→ **WORK TO DO**
Transcribe each record below word for word.

→ **STORED DATA**
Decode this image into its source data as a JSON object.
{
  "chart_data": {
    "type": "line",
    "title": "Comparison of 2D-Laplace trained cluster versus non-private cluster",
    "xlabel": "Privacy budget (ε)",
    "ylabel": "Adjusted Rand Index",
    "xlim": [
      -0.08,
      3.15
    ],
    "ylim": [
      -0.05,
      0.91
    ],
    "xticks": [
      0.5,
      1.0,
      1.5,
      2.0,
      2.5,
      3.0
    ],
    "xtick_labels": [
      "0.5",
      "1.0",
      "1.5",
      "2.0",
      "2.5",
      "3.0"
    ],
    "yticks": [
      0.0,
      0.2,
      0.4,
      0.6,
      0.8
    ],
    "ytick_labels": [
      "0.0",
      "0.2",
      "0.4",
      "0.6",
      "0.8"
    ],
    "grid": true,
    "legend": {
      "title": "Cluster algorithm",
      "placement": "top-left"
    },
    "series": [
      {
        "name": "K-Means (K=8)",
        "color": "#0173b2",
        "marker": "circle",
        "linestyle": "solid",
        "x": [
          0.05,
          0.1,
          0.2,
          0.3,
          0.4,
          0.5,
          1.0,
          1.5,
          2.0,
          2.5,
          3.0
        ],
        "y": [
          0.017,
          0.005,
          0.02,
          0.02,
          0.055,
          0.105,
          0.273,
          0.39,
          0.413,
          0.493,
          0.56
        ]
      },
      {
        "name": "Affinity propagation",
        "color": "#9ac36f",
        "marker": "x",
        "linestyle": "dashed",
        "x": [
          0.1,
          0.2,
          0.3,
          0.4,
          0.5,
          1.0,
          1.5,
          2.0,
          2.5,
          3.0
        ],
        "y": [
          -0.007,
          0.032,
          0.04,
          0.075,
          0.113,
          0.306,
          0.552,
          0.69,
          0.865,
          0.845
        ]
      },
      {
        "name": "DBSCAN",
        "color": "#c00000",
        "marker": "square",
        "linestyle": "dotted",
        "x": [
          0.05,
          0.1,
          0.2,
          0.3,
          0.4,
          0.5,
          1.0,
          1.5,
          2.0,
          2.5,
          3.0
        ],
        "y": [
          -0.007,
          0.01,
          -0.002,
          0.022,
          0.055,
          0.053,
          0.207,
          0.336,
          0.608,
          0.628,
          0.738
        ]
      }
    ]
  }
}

→ **THE REPLY**
Decode this image into its source data as a JSON object.
{
  "chart_data": {
    "type": "line",
    "title": "Comparison of 2D-Laplace trained cluster versus non-private cluster",
    "xlabel": "Privacy budget (ε)",
    "ylabel": "Adjusted Rand Index",
    "xlim": [
      -0.08,
      3.15
    ],
    "ylim": [
      -0.05,
      0.91
    ],
    "xticks": [
      0.5,
      1.0,
      1.5,
      2.0,
      2.5,
      3.0
    ],
    "xtick_labels": [
      "0.5",
      "1.0",
      "1.5",
      "2.0",
      "2.5",
      "3.0"
    ],
    "yticks": [
      0.0,
      0.2,
      0.4,
      0.6,
      0.8
    ],
    "ytick_labels": [
      "0.0",
      "0.2",
      "0.4",
      "0.6",
      "0.8"
    ],
    "grid": true,
    "legend": {
      "title": "Cluster algorithm",
      "placement": "top-left"
    },
    "series": [
      {
        "name": "K-Means (K=8)",
        "color": "#0173b2",
        "marker": "circle",
        "linestyle": "solid",
        "x": [
          0.05,
          0.1,
          0.2,
          0.3,
          0.4,
          0.5,
          1.0,
          1.5,
          2.0,
          2.5,
          3.0
        ],
        "y": [
          0.017,
          0.005,
          0.02,
          0.02,
          0.055,
          0.105,
          0.273,
          0.39,
          0.413,
          0.493,
          0.56
        ]
      },
      {
        "name": "Affinity propagation",
        "color": "#9ac36f",
        "marker": "x",
        "linestyle": "dashed",
        "x": [
          0.1,
          0.2,
          0.3,
          0.4,
          0.5,
          1.0,
          1.5,
          2.0,
          2.5,
          3.0
        ],
        "y": [
          -0.007,
          0.032,
          0.04,
          0.075,
          0.113,
          0.306,
          0.552,
          0.69,
          0.865,
          0.845
        ]
      },
      {
        "name": "DBSCAN",
        "color": "#c00000",
        "marker": "square",
        "linestyle": "dotted",
        "x": [
          0.05,
          0.1,
          0.2,
          0.3,
          0.4,
          0.5,
          1.0,
          1.5,
          2.0,
          2.5,
          3.0
        ],
        "y": [
          -0.007,
          0.01,
          -0.002,
          0.022,
          0.055,
          0.053,
          0.207,
          0.336,
          0.608,
          0.628,
          0.738
        ]
      }
    ]
  }
}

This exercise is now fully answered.